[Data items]
******************************
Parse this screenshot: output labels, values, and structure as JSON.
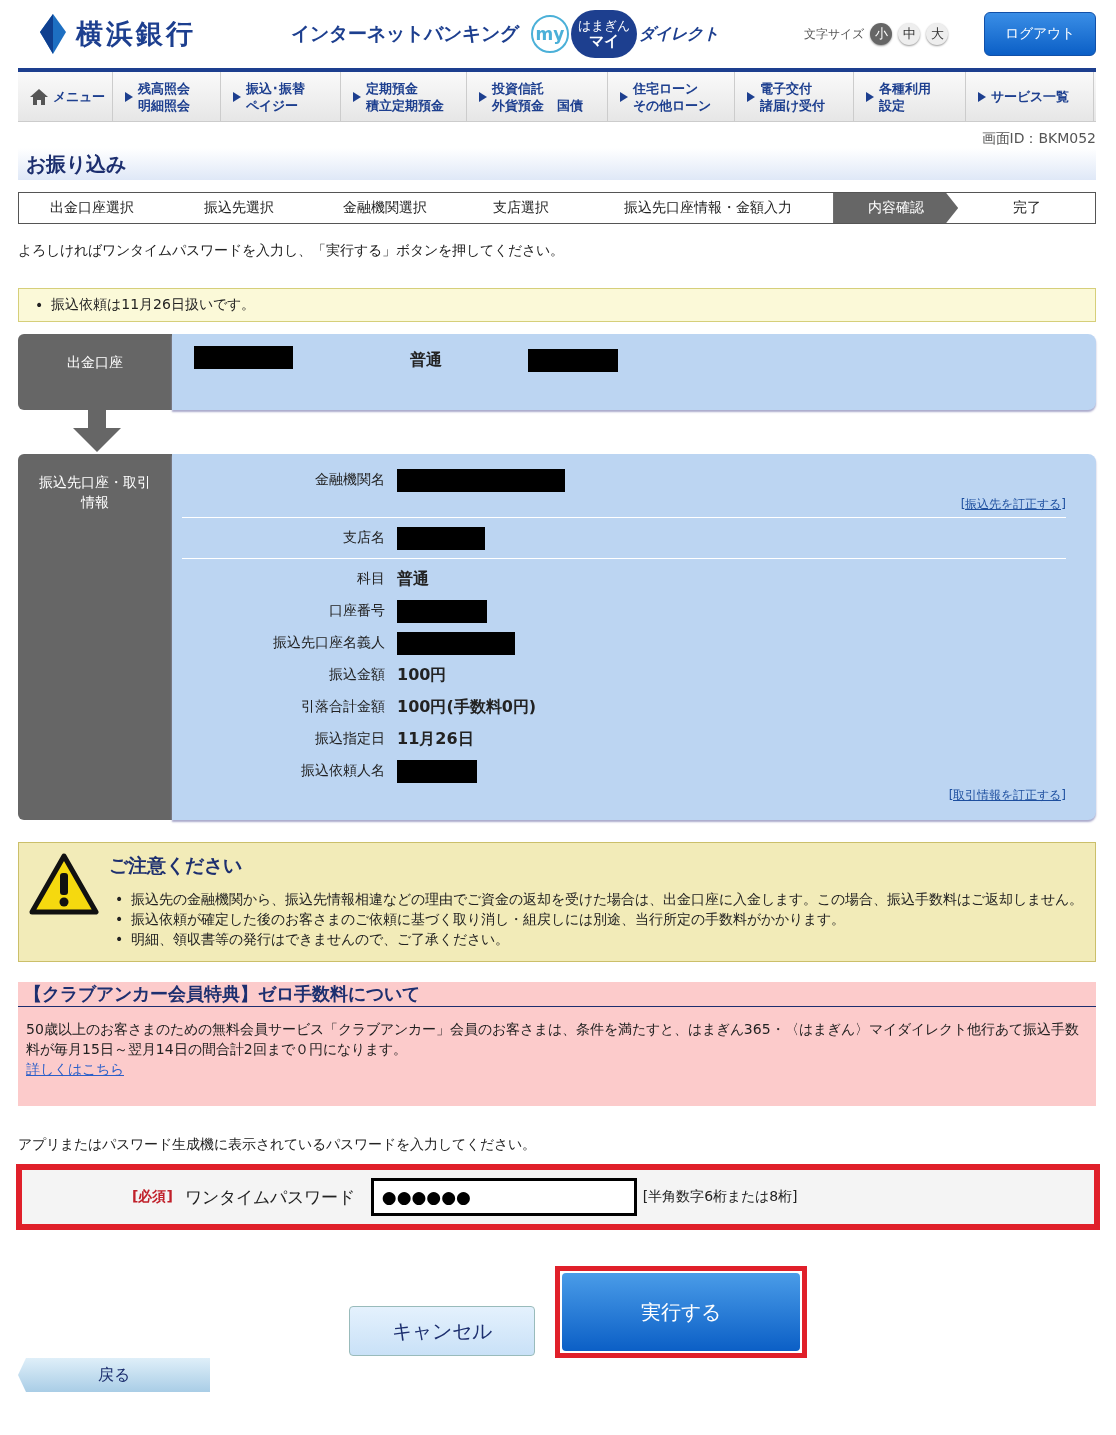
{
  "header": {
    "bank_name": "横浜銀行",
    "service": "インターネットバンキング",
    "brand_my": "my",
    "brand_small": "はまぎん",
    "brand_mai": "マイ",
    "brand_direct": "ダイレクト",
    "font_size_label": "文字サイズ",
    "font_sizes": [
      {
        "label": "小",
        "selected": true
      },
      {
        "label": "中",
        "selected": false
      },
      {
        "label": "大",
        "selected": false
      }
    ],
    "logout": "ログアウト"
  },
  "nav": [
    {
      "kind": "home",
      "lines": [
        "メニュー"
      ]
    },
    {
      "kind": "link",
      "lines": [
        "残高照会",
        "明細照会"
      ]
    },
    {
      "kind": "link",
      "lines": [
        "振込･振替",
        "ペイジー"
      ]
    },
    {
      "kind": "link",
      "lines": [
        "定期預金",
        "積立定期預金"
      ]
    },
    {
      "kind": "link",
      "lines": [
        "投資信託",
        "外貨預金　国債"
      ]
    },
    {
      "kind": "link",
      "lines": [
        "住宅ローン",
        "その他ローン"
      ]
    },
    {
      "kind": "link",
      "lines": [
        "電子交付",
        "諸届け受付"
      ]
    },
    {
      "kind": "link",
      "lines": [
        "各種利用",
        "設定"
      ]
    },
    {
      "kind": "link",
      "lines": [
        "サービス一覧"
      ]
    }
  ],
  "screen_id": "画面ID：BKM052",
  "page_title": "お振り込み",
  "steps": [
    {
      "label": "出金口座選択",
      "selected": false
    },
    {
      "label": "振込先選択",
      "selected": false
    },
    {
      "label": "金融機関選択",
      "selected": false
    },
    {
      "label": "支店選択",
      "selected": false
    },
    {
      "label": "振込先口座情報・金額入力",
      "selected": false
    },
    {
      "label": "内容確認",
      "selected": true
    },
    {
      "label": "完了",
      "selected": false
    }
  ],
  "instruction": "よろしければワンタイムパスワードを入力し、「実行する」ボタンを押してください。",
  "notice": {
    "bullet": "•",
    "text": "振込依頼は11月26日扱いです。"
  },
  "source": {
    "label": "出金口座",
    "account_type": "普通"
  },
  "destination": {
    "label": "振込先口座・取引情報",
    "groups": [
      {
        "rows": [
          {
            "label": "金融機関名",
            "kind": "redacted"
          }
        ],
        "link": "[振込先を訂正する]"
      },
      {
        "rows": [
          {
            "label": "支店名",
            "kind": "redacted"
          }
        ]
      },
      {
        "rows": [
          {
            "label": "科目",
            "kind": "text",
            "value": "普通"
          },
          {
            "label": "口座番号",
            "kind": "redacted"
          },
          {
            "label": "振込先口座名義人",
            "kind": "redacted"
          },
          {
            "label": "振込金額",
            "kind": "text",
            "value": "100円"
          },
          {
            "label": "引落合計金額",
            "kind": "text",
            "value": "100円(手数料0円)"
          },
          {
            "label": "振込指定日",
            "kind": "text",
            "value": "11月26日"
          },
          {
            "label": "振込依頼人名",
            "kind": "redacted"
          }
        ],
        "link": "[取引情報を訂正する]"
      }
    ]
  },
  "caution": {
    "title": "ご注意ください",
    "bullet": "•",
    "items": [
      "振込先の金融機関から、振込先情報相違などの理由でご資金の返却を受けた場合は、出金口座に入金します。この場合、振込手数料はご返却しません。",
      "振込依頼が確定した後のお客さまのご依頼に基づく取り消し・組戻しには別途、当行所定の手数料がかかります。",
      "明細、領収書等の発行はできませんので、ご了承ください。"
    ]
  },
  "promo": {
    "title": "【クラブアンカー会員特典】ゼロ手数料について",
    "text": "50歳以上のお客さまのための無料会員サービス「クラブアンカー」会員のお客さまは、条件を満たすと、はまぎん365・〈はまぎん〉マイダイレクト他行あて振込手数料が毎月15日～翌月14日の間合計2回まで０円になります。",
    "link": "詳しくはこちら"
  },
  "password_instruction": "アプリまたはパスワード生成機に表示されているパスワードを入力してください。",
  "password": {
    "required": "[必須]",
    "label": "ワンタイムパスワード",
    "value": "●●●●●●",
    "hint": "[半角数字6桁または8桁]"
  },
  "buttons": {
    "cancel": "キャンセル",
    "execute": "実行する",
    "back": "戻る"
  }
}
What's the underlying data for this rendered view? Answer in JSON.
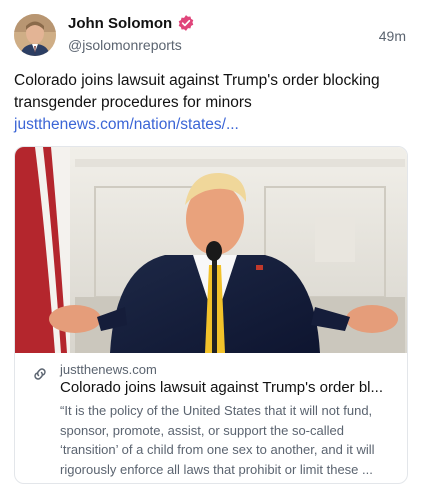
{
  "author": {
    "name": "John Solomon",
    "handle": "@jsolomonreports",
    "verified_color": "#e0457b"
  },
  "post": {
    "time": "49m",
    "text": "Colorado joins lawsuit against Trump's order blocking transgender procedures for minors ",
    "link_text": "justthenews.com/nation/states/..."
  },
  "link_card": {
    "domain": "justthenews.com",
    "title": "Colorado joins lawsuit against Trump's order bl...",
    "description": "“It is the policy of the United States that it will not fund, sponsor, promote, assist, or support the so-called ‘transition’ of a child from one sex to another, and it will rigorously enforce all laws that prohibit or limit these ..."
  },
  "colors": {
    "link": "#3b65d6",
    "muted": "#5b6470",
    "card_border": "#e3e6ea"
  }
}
******************************
_STATED PROBLEM_
Gather up, from the records above, each line where the word "against" appears.

_THE COMPLETED TASK_
    "text": "Colorado joins lawsuit against Trump's order blocking transgender procedures for minors ",
    "title": "Colorado joins lawsuit against Trump's order bl...",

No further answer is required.